> [EXERCISE TASK]: Copy out each line of the material below that holds the string "ATTO".

> [SOURCE DATA]:
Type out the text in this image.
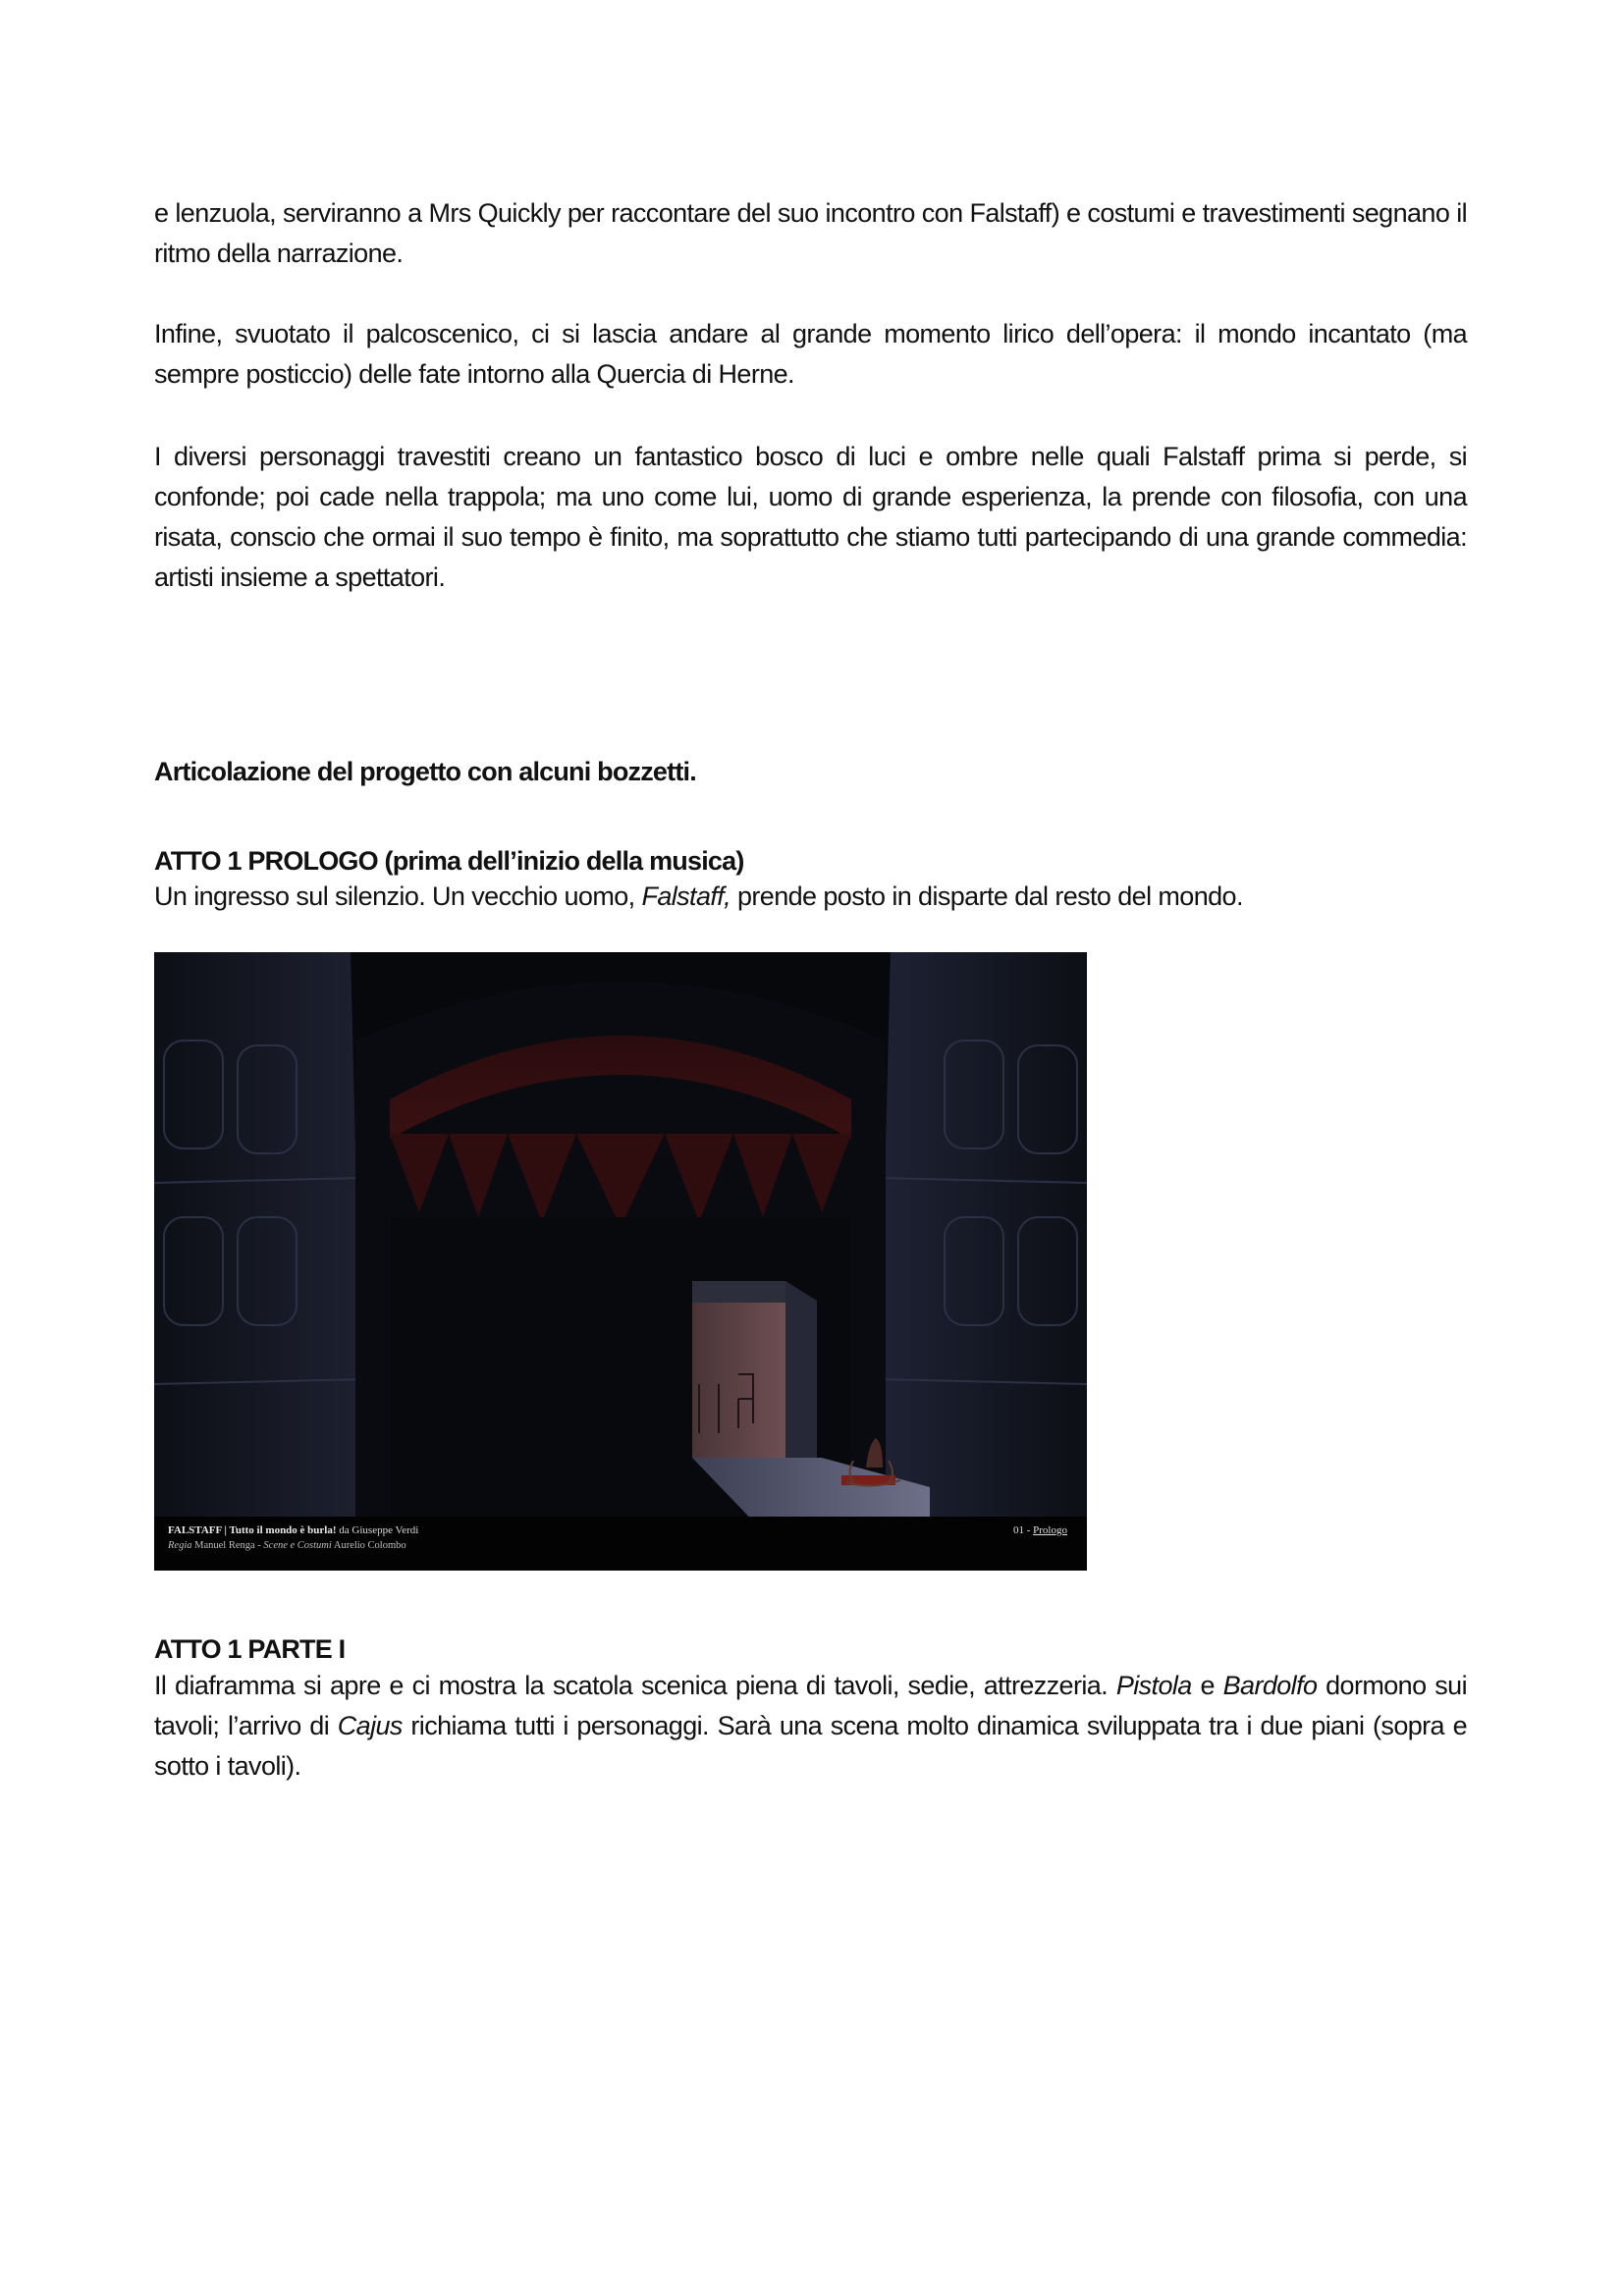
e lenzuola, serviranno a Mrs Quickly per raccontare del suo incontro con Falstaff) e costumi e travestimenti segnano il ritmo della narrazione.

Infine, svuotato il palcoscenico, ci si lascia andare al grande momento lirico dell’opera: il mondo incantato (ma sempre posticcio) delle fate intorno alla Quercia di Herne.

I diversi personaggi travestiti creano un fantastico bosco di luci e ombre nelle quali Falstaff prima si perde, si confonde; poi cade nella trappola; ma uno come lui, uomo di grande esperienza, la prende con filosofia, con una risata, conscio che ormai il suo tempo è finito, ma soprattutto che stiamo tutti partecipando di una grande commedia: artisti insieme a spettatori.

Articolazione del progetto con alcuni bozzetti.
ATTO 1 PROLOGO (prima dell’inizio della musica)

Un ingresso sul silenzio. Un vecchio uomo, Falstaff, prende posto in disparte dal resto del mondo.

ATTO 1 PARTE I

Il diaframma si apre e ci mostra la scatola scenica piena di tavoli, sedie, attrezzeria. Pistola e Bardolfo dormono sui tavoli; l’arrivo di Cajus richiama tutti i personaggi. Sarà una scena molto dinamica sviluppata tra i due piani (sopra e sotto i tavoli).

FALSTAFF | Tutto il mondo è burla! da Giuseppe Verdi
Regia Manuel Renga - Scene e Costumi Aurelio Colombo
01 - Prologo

---

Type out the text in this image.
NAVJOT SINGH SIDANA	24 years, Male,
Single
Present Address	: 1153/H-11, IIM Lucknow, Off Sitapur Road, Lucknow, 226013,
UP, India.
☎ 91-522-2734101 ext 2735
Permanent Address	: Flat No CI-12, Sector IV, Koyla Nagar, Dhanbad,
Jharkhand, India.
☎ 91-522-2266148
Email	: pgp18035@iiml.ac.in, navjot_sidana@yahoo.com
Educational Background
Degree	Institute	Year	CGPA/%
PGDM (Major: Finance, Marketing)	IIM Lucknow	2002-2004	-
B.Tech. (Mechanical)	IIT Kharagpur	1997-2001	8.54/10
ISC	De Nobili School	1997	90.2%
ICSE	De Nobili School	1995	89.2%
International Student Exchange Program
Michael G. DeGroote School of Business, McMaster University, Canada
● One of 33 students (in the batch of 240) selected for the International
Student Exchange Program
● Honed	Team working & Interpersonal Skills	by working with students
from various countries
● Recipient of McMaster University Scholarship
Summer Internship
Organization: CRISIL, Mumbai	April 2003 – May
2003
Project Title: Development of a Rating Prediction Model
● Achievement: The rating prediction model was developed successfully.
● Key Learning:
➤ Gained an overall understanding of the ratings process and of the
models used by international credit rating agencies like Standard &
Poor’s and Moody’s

> [ANSWER TO THIS TASK]:
ATTO 1 PROLOGO (prima dell’inizio della musica)
ATTO 1 PARTE I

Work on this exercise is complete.